## Begin THE RECORDS

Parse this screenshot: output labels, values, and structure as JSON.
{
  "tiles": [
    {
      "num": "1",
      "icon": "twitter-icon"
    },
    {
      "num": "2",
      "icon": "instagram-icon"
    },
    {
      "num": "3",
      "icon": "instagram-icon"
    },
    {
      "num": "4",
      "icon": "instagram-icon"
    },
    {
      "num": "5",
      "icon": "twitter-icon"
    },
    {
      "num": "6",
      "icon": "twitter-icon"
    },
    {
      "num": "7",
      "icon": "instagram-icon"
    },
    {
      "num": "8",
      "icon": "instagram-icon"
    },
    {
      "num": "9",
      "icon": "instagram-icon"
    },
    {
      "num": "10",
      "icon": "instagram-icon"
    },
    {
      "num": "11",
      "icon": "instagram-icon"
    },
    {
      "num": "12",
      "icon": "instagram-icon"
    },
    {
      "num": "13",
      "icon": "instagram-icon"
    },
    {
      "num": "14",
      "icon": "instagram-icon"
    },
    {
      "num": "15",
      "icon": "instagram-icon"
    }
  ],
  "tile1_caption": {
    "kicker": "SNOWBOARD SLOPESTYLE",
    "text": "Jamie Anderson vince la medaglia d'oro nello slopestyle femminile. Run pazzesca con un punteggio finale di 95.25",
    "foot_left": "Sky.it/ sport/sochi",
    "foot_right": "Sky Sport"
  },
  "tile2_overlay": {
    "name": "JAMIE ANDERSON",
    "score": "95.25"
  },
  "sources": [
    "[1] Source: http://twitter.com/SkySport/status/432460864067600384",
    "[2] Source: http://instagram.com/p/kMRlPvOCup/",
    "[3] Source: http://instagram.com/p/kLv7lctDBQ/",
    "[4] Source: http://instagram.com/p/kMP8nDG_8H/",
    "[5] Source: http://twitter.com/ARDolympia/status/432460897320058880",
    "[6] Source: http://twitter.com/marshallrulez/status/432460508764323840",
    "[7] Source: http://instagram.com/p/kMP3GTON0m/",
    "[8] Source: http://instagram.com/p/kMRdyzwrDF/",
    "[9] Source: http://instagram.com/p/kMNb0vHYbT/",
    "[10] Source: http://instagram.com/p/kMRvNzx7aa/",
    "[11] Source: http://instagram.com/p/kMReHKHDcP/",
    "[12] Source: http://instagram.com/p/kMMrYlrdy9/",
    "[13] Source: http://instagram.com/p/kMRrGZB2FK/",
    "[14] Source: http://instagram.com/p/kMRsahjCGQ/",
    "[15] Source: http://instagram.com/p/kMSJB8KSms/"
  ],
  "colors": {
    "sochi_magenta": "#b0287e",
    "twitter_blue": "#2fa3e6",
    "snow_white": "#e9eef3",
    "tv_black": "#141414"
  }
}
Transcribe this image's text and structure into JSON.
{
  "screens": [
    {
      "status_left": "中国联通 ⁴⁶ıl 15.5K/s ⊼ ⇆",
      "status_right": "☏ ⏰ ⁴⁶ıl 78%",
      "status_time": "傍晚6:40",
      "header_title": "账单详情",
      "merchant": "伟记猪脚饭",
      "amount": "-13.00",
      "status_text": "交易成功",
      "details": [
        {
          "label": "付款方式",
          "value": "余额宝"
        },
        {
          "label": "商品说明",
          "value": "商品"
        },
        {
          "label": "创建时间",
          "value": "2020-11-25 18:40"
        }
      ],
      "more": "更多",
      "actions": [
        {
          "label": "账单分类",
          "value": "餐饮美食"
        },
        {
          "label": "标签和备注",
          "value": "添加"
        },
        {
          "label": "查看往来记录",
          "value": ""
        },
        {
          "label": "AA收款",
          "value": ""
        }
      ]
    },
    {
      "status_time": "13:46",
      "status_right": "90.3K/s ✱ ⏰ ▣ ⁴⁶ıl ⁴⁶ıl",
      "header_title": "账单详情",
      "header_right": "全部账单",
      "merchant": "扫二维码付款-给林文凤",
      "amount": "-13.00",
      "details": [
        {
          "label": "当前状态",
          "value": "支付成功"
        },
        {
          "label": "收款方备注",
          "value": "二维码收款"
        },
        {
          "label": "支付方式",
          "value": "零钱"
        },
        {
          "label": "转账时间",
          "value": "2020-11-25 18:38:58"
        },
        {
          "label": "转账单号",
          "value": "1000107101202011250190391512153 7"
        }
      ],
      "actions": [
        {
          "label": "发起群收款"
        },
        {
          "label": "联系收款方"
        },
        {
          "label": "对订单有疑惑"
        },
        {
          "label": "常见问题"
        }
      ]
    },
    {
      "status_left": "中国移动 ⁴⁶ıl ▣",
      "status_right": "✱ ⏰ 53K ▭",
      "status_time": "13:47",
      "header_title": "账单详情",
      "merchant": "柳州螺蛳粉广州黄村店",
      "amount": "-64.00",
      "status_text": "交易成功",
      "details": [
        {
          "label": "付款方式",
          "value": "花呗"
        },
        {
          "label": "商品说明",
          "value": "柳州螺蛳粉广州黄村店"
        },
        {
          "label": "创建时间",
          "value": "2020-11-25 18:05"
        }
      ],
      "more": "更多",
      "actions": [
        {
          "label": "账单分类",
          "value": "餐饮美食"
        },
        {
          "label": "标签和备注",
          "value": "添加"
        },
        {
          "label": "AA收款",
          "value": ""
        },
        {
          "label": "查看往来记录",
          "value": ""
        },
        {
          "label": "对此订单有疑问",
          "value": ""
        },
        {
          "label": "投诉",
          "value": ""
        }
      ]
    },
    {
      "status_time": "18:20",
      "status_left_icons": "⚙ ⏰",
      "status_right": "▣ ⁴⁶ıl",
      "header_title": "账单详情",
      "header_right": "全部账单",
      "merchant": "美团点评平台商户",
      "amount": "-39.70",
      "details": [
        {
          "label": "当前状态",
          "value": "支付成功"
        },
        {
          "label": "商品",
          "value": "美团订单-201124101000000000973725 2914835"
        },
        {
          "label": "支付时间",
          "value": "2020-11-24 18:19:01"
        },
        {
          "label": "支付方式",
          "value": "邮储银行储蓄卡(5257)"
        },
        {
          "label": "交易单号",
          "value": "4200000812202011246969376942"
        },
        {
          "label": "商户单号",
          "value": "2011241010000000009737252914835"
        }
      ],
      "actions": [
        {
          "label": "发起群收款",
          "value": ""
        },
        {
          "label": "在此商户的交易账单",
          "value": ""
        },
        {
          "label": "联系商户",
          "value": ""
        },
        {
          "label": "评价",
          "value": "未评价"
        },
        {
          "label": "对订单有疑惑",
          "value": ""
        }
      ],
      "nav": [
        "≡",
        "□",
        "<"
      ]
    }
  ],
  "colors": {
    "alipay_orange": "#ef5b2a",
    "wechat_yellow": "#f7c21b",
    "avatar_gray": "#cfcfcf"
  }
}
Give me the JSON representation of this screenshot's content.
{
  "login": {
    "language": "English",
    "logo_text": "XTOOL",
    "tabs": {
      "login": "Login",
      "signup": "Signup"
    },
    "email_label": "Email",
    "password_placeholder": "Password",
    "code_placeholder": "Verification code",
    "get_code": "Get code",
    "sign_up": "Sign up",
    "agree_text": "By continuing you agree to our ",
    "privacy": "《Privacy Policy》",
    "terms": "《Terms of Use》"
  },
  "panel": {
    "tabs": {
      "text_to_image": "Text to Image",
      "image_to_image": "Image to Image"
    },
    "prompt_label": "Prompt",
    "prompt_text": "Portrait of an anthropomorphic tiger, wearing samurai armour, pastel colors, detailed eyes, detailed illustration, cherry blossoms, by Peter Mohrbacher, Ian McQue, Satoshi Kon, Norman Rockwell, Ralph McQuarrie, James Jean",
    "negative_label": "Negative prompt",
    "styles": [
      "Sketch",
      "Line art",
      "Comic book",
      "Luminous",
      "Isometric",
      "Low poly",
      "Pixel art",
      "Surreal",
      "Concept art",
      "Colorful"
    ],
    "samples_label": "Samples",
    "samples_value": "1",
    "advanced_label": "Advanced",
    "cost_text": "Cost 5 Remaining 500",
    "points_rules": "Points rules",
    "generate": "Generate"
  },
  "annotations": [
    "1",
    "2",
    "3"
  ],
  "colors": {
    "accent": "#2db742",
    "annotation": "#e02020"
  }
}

## End THE RECORDS

• **GOAL**
The required output is the span of lines from the one containing "Give me the" to the last line, reproduced character for character.

• **SOLUTION FOR THIS EXERCISE**
Give me the JSON representation of this screenshot's content.
{
  "login": {
    "language": "English",
    "logo_text": "XTOOL",
    "tabs": {
      "login": "Login",
      "signup": "Signup"
    },
    "email_label": "Email",
    "password_placeholder": "Password",
    "code_placeholder": "Verification code",
    "get_code": "Get code",
    "sign_up": "Sign up",
    "agree_text": "By continuing you agree to our ",
    "privacy": "《Privacy Policy》",
    "terms": "《Terms of Use》"
  },
  "panel": {
    "tabs": {
      "text_to_image": "Text to Image",
      "image_to_image": "Image to Image"
    },
    "prompt_label": "Prompt",
    "prompt_text": "Portrait of an anthropomorphic tiger, wearing samurai armour, pastel colors, detailed eyes, detailed illustration, cherry blossoms, by Peter Mohrbacher, Ian McQue, Satoshi Kon, Norman Rockwell, Ralph McQuarrie, James Jean",
    "negative_label": "Negative prompt",
    "styles": [
      "Sketch",
      "Line art",
      "Comic book",
      "Luminous",
      "Isometric",
      "Low poly",
      "Pixel art",
      "Surreal",
      "Concept art",
      "Colorful"
    ],
    "samples_label": "Samples",
    "samples_value": "1",
    "advanced_label": "Advanced",
    "cost_text": "Cost 5 Remaining 500",
    "points_rules": "Points rules",
    "generate": "Generate"
  },
  "annotations": [
    "1",
    "2",
    "3"
  ],
  "colors": {
    "accent": "#2db742",
    "annotation": "#e02020"
  }
}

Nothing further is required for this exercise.